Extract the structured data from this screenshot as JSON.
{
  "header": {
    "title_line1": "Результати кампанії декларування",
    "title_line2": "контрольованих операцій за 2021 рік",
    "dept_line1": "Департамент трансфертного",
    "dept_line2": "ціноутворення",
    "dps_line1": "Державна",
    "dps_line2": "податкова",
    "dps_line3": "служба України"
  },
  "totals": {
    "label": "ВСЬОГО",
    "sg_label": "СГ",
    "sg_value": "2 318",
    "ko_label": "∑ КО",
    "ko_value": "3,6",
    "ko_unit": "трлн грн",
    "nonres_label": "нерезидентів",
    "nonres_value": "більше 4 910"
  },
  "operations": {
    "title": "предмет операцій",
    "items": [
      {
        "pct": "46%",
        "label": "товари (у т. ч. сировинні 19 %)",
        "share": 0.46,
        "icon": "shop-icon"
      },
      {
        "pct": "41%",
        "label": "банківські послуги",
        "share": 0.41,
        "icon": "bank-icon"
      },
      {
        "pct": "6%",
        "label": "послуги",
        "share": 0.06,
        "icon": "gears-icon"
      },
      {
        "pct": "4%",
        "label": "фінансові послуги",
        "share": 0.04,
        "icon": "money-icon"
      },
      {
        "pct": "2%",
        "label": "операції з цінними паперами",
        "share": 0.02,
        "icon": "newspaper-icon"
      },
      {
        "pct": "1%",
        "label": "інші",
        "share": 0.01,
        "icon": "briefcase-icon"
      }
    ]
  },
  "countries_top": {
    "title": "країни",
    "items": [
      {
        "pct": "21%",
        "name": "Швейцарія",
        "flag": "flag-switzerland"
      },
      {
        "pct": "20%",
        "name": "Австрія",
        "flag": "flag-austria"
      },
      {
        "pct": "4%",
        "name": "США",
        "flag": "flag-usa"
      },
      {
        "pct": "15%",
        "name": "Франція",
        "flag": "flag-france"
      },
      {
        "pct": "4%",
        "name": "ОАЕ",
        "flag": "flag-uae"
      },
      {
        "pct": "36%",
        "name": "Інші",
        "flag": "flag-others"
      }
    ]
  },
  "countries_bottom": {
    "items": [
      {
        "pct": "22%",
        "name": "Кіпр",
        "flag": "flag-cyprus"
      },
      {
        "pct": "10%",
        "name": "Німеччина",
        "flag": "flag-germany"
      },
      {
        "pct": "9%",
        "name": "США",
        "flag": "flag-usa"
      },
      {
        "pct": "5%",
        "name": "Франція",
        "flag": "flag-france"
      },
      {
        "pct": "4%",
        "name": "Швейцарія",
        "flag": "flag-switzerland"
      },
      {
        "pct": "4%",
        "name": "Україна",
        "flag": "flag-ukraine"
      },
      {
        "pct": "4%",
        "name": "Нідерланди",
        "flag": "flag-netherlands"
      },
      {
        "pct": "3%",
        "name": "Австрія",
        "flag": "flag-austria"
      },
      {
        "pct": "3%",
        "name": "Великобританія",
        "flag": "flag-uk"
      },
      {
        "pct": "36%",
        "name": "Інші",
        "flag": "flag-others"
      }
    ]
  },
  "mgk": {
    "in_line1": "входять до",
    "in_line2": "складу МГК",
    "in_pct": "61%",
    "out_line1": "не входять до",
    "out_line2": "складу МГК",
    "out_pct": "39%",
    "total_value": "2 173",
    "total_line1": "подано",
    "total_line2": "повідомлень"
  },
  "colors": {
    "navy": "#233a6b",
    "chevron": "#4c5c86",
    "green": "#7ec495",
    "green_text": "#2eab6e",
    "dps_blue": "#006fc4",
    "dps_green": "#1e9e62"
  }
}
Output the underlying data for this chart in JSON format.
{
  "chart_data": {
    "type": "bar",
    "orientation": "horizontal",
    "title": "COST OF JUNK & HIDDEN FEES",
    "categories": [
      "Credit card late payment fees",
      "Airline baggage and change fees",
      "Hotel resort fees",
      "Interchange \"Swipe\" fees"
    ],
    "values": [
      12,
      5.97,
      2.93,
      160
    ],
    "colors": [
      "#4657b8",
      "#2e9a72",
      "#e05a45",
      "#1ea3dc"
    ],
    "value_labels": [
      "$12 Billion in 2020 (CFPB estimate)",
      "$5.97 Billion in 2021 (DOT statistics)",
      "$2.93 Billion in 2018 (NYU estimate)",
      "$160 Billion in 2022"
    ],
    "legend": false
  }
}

• • •

### WHAT IS ASKED
Output each record exactly, leaving nothing out.

### REPLY TO THE TASK
Extract the structured data from this screenshot as JSON.
{
  "header": {
    "title_line1": "Результати кампанії декларування",
    "title_line2": "контрольованих операцій за 2021 рік",
    "dept_line1": "Департамент трансфертного",
    "dept_line2": "ціноутворення",
    "dps_line1": "Державна",
    "dps_line2": "податкова",
    "dps_line3": "служба України"
  },
  "totals": {
    "label": "ВСЬОГО",
    "sg_label": "СГ",
    "sg_value": "2 318",
    "ko_label": "∑ КО",
    "ko_value": "3,6",
    "ko_unit": "трлн грн",
    "nonres_label": "нерезидентів",
    "nonres_value": "більше 4 910"
  },
  "operations": {
    "title": "предмет операцій",
    "items": [
      {
        "pct": "46%",
        "label": "товари (у т. ч. сировинні 19 %)",
        "share": 0.46,
        "icon": "shop-icon"
      },
      {
        "pct": "41%",
        "label": "банківські послуги",
        "share": 0.41,
        "icon": "bank-icon"
      },
      {
        "pct": "6%",
        "label": "послуги",
        "share": 0.06,
        "icon": "gears-icon"
      },
      {
        "pct": "4%",
        "label": "фінансові послуги",
        "share": 0.04,
        "icon": "money-icon"
      },
      {
        "pct": "2%",
        "label": "операції з цінними паперами",
        "share": 0.02,
        "icon": "newspaper-icon"
      },
      {
        "pct": "1%",
        "label": "інші",
        "share": 0.01,
        "icon": "briefcase-icon"
      }
    ]
  },
  "countries_top": {
    "title": "країни",
    "items": [
      {
        "pct": "21%",
        "name": "Швейцарія",
        "flag": "flag-switzerland"
      },
      {
        "pct": "20%",
        "name": "Австрія",
        "flag": "flag-austria"
      },
      {
        "pct": "4%",
        "name": "США",
        "flag": "flag-usa"
      },
      {
        "pct": "15%",
        "name": "Франція",
        "flag": "flag-france"
      },
      {
        "pct": "4%",
        "name": "ОАЕ",
        "flag": "flag-uae"
      },
      {
        "pct": "36%",
        "name": "Інші",
        "flag": "flag-others"
      }
    ]
  },
  "countries_bottom": {
    "items": [
      {
        "pct": "22%",
        "name": "Кіпр",
        "flag": "flag-cyprus"
      },
      {
        "pct": "10%",
        "name": "Німеччина",
        "flag": "flag-germany"
      },
      {
        "pct": "9%",
        "name": "США",
        "flag": "flag-usa"
      },
      {
        "pct": "5%",
        "name": "Франція",
        "flag": "flag-france"
      },
      {
        "pct": "4%",
        "name": "Швейцарія",
        "flag": "flag-switzerland"
      },
      {
        "pct": "4%",
        "name": "Україна",
        "flag": "flag-ukraine"
      },
      {
        "pct": "4%",
        "name": "Нідерланди",
        "flag": "flag-netherlands"
      },
      {
        "pct": "3%",
        "name": "Австрія",
        "flag": "flag-austria"
      },
      {
        "pct": "3%",
        "name": "Великобританія",
        "flag": "flag-uk"
      },
      {
        "pct": "36%",
        "name": "Інші",
        "flag": "flag-others"
      }
    ]
  },
  "mgk": {
    "in_line1": "входять до",
    "in_line2": "складу МГК",
    "in_pct": "61%",
    "out_line1": "не входять до",
    "out_line2": "складу МГК",
    "out_pct": "39%",
    "total_value": "2 173",
    "total_line1": "подано",
    "total_line2": "повідомлень"
  },
  "colors": {
    "navy": "#233a6b",
    "chevron": "#4c5c86",
    "green": "#7ec495",
    "green_text": "#2eab6e",
    "dps_blue": "#006fc4",
    "dps_green": "#1e9e62"
  }
}
Output the underlying data for this chart in JSON format.
{
  "chart_data": {
    "type": "bar",
    "orientation": "horizontal",
    "title": "COST OF JUNK & HIDDEN FEES",
    "categories": [
      "Credit card late payment fees",
      "Airline baggage and change fees",
      "Hotel resort fees",
      "Interchange \"Swipe\" fees"
    ],
    "values": [
      12,
      5.97,
      2.93,
      160
    ],
    "colors": [
      "#4657b8",
      "#2e9a72",
      "#e05a45",
      "#1ea3dc"
    ],
    "value_labels": [
      "$12 Billion in 2020 (CFPB estimate)",
      "$5.97 Billion in 2021 (DOT statistics)",
      "$2.93 Billion in 2018 (NYU estimate)",
      "$160 Billion in 2022"
    ],
    "legend": false
  }
}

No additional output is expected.